**Working data**
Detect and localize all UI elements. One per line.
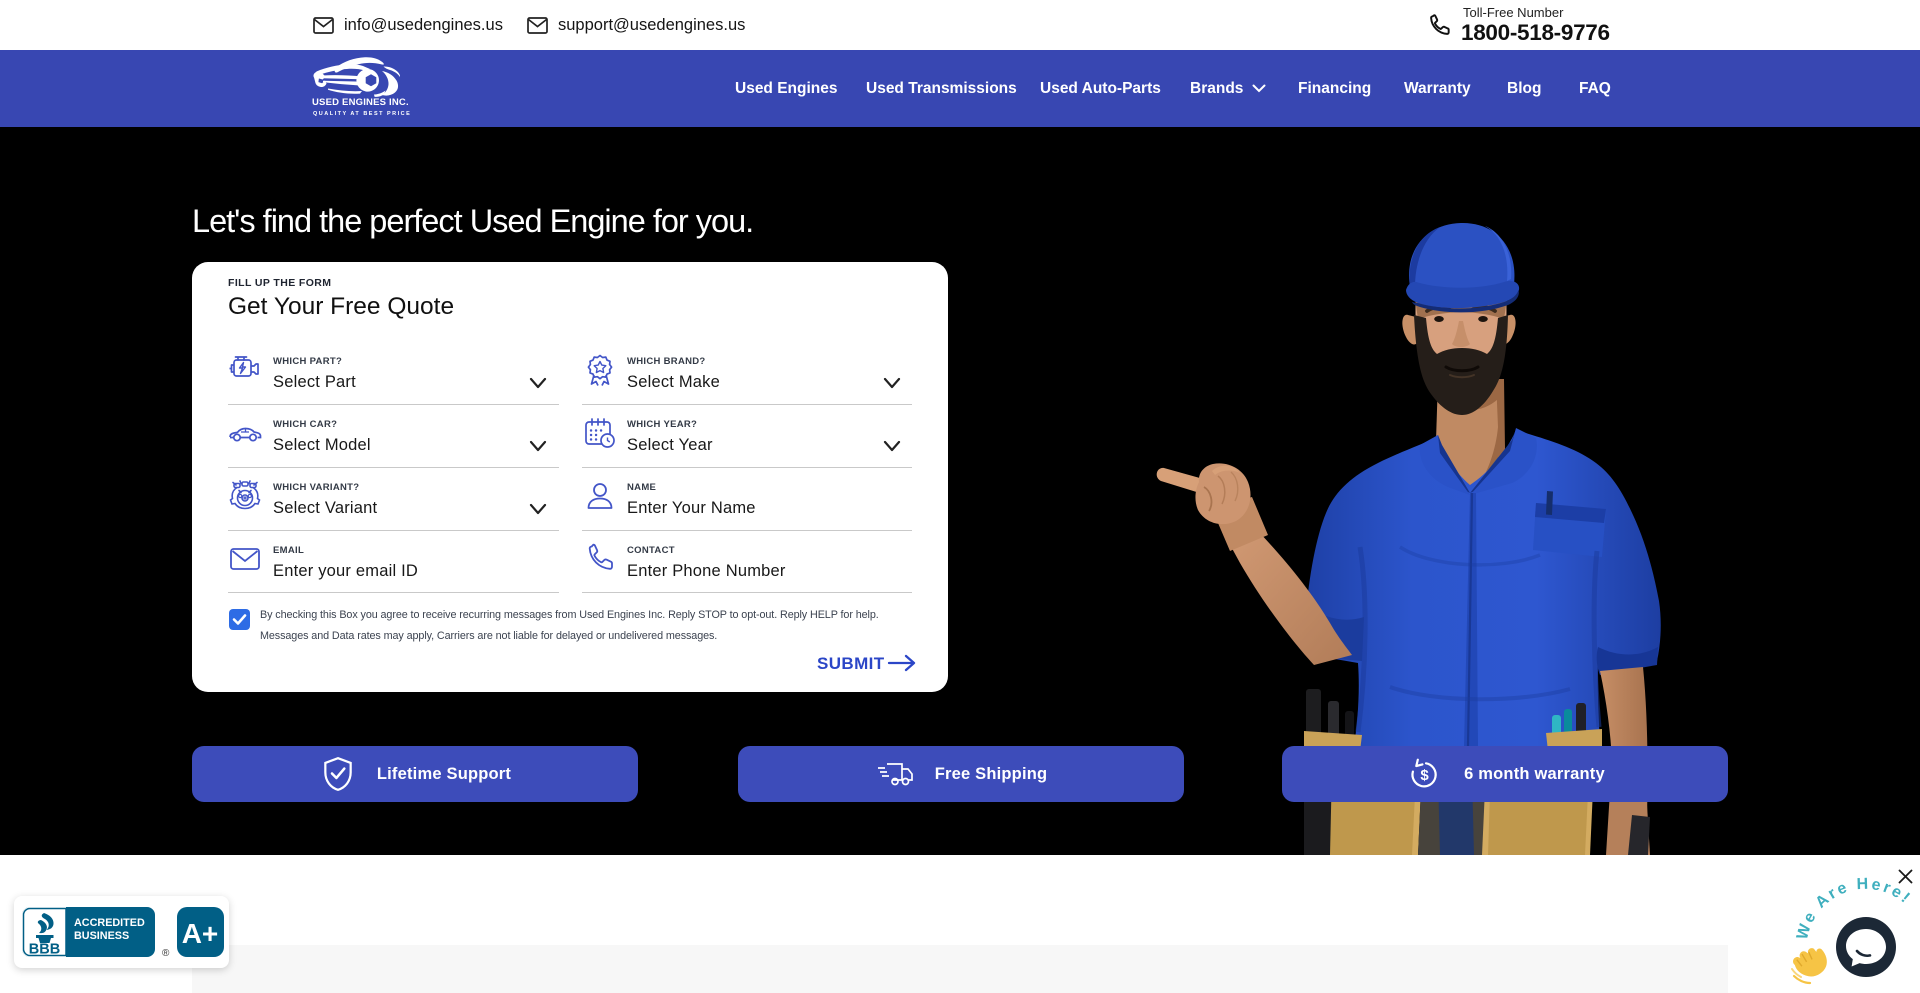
svg-text:BUSINESS: BUSINESS [74, 930, 129, 942]
svg-text:ACCREDITED: ACCREDITED [74, 917, 145, 929]
svg-text:$: $ [1420, 767, 1429, 784]
svg-text:®: ® [162, 948, 170, 959]
svg-text:A+: A+ [182, 918, 219, 949]
svg-text:BBB: BBB [29, 942, 60, 958]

**Aim**
Could you quote every row above word for word, leaving out the pictures?

**Correct answer**
Detect and localize all UI elements. One per line.
svg-text:BUSINESS: BUSINESS [74, 930, 129, 942]
svg-text:ACCREDITED: ACCREDITED [74, 917, 145, 929]
svg-text:$: $ [1420, 767, 1429, 784]
svg-text:®: ® [162, 948, 170, 959]
svg-text:A+: A+ [182, 918, 219, 949]
svg-text:BBB: BBB [29, 942, 60, 958]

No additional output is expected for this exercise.